WRITTEN EXERCISE. Exactly repeat all the records below, omitting the images they hold.

GIVEN ENTRIES.
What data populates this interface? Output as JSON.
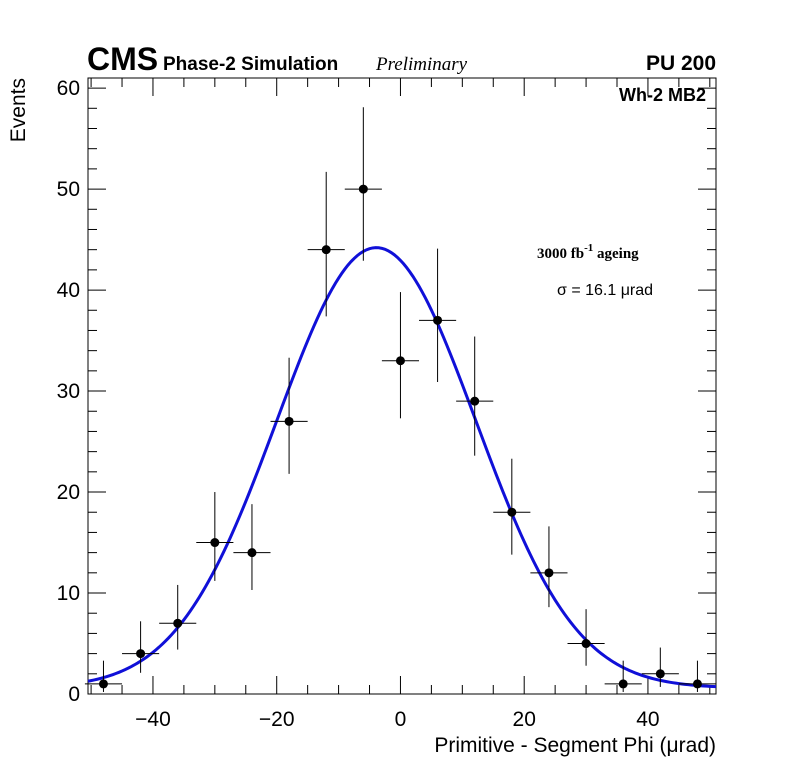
{
  "header": {
    "experiment": "CMS",
    "simulation": "Phase-2 Simulation",
    "status": "Preliminary",
    "pileup": "PU 200"
  },
  "legend": {
    "station": "Wh-2 MB2",
    "ageing_prefix": "3000 fb",
    "ageing_exp": "-1",
    "ageing_suffix": " ageing",
    "sigma_label": "σ = 16.1 μrad"
  },
  "colors": {
    "fit": "#1010d8",
    "points": "#000000"
  },
  "chart_data": {
    "type": "scatter",
    "title": "",
    "xlabel": "Primitive - Segment Phi (μrad)",
    "ylabel": "Events",
    "xlim": [
      -50.5,
      51
    ],
    "ylim": [
      0,
      61
    ],
    "x_ticks": [
      -40,
      -20,
      0,
      20,
      40
    ],
    "x_tick_labels": [
      "−40",
      "−20",
      "0",
      "20",
      "40"
    ],
    "y_ticks": [
      0,
      10,
      20,
      30,
      40,
      50,
      60
    ],
    "y_tick_labels": [
      "0",
      "10",
      "20",
      "30",
      "40",
      "50",
      "60"
    ],
    "bin_half_width": 3,
    "series": [
      {
        "name": "Events",
        "points": [
          {
            "x": -48,
            "y": 1,
            "err_lo": 0.8,
            "err_hi": 2.3
          },
          {
            "x": -42,
            "y": 4,
            "err_lo": 1.9,
            "err_hi": 3.2
          },
          {
            "x": -36,
            "y": 7,
            "err_lo": 2.6,
            "err_hi": 3.8
          },
          {
            "x": -30,
            "y": 15,
            "err_lo": 3.8,
            "err_hi": 5.0
          },
          {
            "x": -24,
            "y": 14,
            "err_lo": 3.7,
            "err_hi": 4.8
          },
          {
            "x": -18,
            "y": 27,
            "err_lo": 5.2,
            "err_hi": 6.3
          },
          {
            "x": -12,
            "y": 44,
            "err_lo": 6.6,
            "err_hi": 7.7
          },
          {
            "x": -6,
            "y": 50,
            "err_lo": 7.1,
            "err_hi": 8.1
          },
          {
            "x": 0,
            "y": 33,
            "err_lo": 5.7,
            "err_hi": 6.8
          },
          {
            "x": 6,
            "y": 37,
            "err_lo": 6.1,
            "err_hi": 7.1
          },
          {
            "x": 12,
            "y": 29,
            "err_lo": 5.4,
            "err_hi": 6.4
          },
          {
            "x": 18,
            "y": 18,
            "err_lo": 4.2,
            "err_hi": 5.3
          },
          {
            "x": 24,
            "y": 12,
            "err_lo": 3.4,
            "err_hi": 4.6
          },
          {
            "x": 30,
            "y": 5,
            "err_lo": 2.2,
            "err_hi": 3.4
          },
          {
            "x": 36,
            "y": 1,
            "err_lo": 0.8,
            "err_hi": 2.3
          },
          {
            "x": 42,
            "y": 2,
            "err_lo": 1.3,
            "err_hi": 2.6
          },
          {
            "x": 48,
            "y": 1,
            "err_lo": 0.8,
            "err_hi": 2.3
          }
        ]
      }
    ],
    "fit": {
      "name": "Gaussian fit",
      "function": "gaussian",
      "amplitude": 43.6,
      "mean": -3.9,
      "sigma": 16.1,
      "baseline": 0.6
    }
  }
}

THE OUTPUT.
What data populates this interface? Output as JSON.
{
  "header": {
    "experiment": "CMS",
    "simulation": "Phase-2 Simulation",
    "status": "Preliminary",
    "pileup": "PU 200"
  },
  "legend": {
    "station": "Wh-2 MB2",
    "ageing_prefix": "3000 fb",
    "ageing_exp": "-1",
    "ageing_suffix": " ageing",
    "sigma_label": "σ = 16.1 μrad"
  },
  "colors": {
    "fit": "#1010d8",
    "points": "#000000"
  },
  "chart_data": {
    "type": "scatter",
    "title": "",
    "xlabel": "Primitive - Segment Phi (μrad)",
    "ylabel": "Events",
    "xlim": [
      -50.5,
      51
    ],
    "ylim": [
      0,
      61
    ],
    "x_ticks": [
      -40,
      -20,
      0,
      20,
      40
    ],
    "x_tick_labels": [
      "−40",
      "−20",
      "0",
      "20",
      "40"
    ],
    "y_ticks": [
      0,
      10,
      20,
      30,
      40,
      50,
      60
    ],
    "y_tick_labels": [
      "0",
      "10",
      "20",
      "30",
      "40",
      "50",
      "60"
    ],
    "bin_half_width": 3,
    "series": [
      {
        "name": "Events",
        "points": [
          {
            "x": -48,
            "y": 1,
            "err_lo": 0.8,
            "err_hi": 2.3
          },
          {
            "x": -42,
            "y": 4,
            "err_lo": 1.9,
            "err_hi": 3.2
          },
          {
            "x": -36,
            "y": 7,
            "err_lo": 2.6,
            "err_hi": 3.8
          },
          {
            "x": -30,
            "y": 15,
            "err_lo": 3.8,
            "err_hi": 5.0
          },
          {
            "x": -24,
            "y": 14,
            "err_lo": 3.7,
            "err_hi": 4.8
          },
          {
            "x": -18,
            "y": 27,
            "err_lo": 5.2,
            "err_hi": 6.3
          },
          {
            "x": -12,
            "y": 44,
            "err_lo": 6.6,
            "err_hi": 7.7
          },
          {
            "x": -6,
            "y": 50,
            "err_lo": 7.1,
            "err_hi": 8.1
          },
          {
            "x": 0,
            "y": 33,
            "err_lo": 5.7,
            "err_hi": 6.8
          },
          {
            "x": 6,
            "y": 37,
            "err_lo": 6.1,
            "err_hi": 7.1
          },
          {
            "x": 12,
            "y": 29,
            "err_lo": 5.4,
            "err_hi": 6.4
          },
          {
            "x": 18,
            "y": 18,
            "err_lo": 4.2,
            "err_hi": 5.3
          },
          {
            "x": 24,
            "y": 12,
            "err_lo": 3.4,
            "err_hi": 4.6
          },
          {
            "x": 30,
            "y": 5,
            "err_lo": 2.2,
            "err_hi": 3.4
          },
          {
            "x": 36,
            "y": 1,
            "err_lo": 0.8,
            "err_hi": 2.3
          },
          {
            "x": 42,
            "y": 2,
            "err_lo": 1.3,
            "err_hi": 2.6
          },
          {
            "x": 48,
            "y": 1,
            "err_lo": 0.8,
            "err_hi": 2.3
          }
        ]
      }
    ],
    "fit": {
      "name": "Gaussian fit",
      "function": "gaussian",
      "amplitude": 43.6,
      "mean": -3.9,
      "sigma": 16.1,
      "baseline": 0.6
    }
  }
}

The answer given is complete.